How To Configure Authentication for Amazon S3
There are several ways to integrate Amazon S3 storage with Cloudera clusters, depending on your use case and other factors, including whether the cluster has been deployed using Amazon EC2 instances and if those instances were deployed using an IAM role, such as might be the case for clusters that have a single-user or small-team with comparable privileges. Clusters deployed to support many different users with various privilege levels to the Amazon S3 need to use AWS Credentials and have privileges to target data set up in Sentry. See How to Configure AWS Credentials for details.
Authentication through the S3 Connector Service
Starting with CDH/Cloudera Manager 5.10, integration with Amazon S3 from Cloudera clusters has been simplified. Specifically, the S3 Connector Service automates the authentication process to Amazon S3 for Impala, Hive, and Hue, the components used for business-analytical use cases designed to run on persistent multi-tenant clusters.
- Kerberos for authentication, and
- Sentry for role-based authorization.
In Cloudera Manager 5.11, the S3 Connector Service setup wizard is launched automatically during the AWS Credential setup process when you select the path to add the S3 Connector Service.
See Configuring the Amazon S3 Connector for more information about the S3 Connector Service.
Authentication through Advanced Configuration Snippets
- Never share the credentials with other cluster users or services.
- Do not store in cleartext in any configuration files. When possible, use Hadoop's credential provider to encrypt and store credentials in the local JCEK (Java Cryptography Extension Keystore).
- Enable Cloudera sensitive data redaction to ensure that passwords and other sensitive information does not appear in log files.
To enable CDH services to access Amazon S3, AWS credentials can be specified using the fs.s3a.access.key and fs.s3a.secret.key properties:
<property> <name>fs.s3a.access.key</name> <value>your_access_key</value> </property> <property> <name>fs.s3a.secret.key</name> <value>your_secret_key</value> </property>
The process of adding AWS credentials is generally the same as that detailed in configuring server-side encryption for Amazon S3, that is, using the Cloudera Manager Admin Console to add the properties and values to the core-site.xml configuration file (Advanced Configuration Snippet). However, Cloudera strongly discourages this approach: in general, adding AWS credentials to the core-site.xml is not recommended. A somewhat more secure approach is to use temporary credentials, which include a session token that limits the viability of the credentials to a shorter time-frame within which a key can be stolen and used.

▸ Data section
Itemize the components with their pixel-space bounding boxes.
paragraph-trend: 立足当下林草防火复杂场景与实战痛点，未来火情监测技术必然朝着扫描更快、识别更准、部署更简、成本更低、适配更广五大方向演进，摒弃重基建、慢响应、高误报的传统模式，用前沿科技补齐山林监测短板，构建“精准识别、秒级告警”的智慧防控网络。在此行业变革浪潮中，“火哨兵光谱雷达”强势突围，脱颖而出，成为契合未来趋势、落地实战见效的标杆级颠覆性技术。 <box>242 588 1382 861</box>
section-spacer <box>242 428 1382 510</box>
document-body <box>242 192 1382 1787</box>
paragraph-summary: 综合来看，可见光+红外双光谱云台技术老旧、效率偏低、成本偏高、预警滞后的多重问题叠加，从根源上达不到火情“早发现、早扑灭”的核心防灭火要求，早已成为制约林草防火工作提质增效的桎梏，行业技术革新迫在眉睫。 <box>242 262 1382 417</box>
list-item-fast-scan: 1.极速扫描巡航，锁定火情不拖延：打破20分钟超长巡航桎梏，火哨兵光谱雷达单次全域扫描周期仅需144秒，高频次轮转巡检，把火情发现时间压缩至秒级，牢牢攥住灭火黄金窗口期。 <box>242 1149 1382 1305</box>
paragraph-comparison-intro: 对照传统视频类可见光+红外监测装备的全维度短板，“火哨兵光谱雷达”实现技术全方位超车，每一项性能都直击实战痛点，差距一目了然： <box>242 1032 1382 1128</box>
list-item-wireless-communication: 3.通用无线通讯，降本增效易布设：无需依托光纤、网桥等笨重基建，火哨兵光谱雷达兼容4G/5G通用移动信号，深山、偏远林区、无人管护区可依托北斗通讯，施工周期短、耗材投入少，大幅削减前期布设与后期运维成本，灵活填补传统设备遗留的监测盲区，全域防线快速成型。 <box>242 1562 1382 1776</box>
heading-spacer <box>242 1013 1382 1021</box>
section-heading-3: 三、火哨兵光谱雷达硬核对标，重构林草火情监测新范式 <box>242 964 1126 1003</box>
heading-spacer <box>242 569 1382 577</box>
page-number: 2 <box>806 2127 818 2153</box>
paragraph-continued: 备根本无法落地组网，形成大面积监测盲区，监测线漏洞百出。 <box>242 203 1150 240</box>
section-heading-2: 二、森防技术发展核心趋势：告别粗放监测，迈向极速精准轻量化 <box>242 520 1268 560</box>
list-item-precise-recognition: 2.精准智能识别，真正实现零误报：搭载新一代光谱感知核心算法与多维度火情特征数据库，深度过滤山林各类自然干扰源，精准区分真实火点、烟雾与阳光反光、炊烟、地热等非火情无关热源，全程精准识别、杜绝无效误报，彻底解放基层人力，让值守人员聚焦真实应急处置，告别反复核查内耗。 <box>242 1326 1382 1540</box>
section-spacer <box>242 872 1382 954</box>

▸ Work to complete
- a) Summarize the Amazon S3 authentication guide in two sentences.
- b) Please write the next part of the Amazon S3 authentication guide, picking up after its final sentence.
The entries have no connection to the Amazon S3 authentication guide.

▸ Outputs in order
- a) Cloudera clusters can be integrated with Amazon S3 in several ways, and starting with CDH/Cloudera Manager 5.10 the S3 Connector Service automates authentication to Amazon S3 for Impala, Hive, and Hue. AWS credentials can also be added to core-site.xml through the fs.s3a.access.key and fs.s3a.secret.key properties, but Cloudera strongly discourages this, and temporary credentials with a session token are a somewhat more secure approach.

- b)
Using Temporary Credentials for Amazon S3
The AWS Security Token Service (STS) issues temporary credentials to access AWS services such as Amazon S3. These temporary credentials include an access key, a secret key, and a session token that expires within a configurable amount of time. Temporary credentials are not currently handled transparently by CDH, so administrators must obtain them directly from Amazon STS. For details, see Temporary Security Credentials in the AWS Identity and Access Management Guide.
-Dfs.s3a.access.key=your_temp_access_key -Dfs.s3a.secret.key=your_temp_secret_key -Dfs.s3a.session.token=your_session_token_from_AmazonSTS -Dfs.s3a.aws.credentials.provider=org.apache.hadoop.fs.s3a.TemporaryAWSCredentialsProvider
Creating a Table in a Bucket
To create a table in a bucket, a user must have Sentry permissions on the S3 database and bucket URI. Cloudera recommends that you create a database specifically for the purpose of creating tables. Then, you must grant the user's role one of the following options:
- CREATE on the server and ALL on the URI
- CREATE on the database and ALL on the URI
It is possible to give the user ALL permissions on the server to allow the user to create external tables, but that approach is not recommended because it is not secure.
To allow a user to create tables in a bucket, complete the following steps:
- Create a database where you want to create the tables.
- Grant CREATE on the database to the user's role.
- Grant ALL on the bucket URI to the user's role.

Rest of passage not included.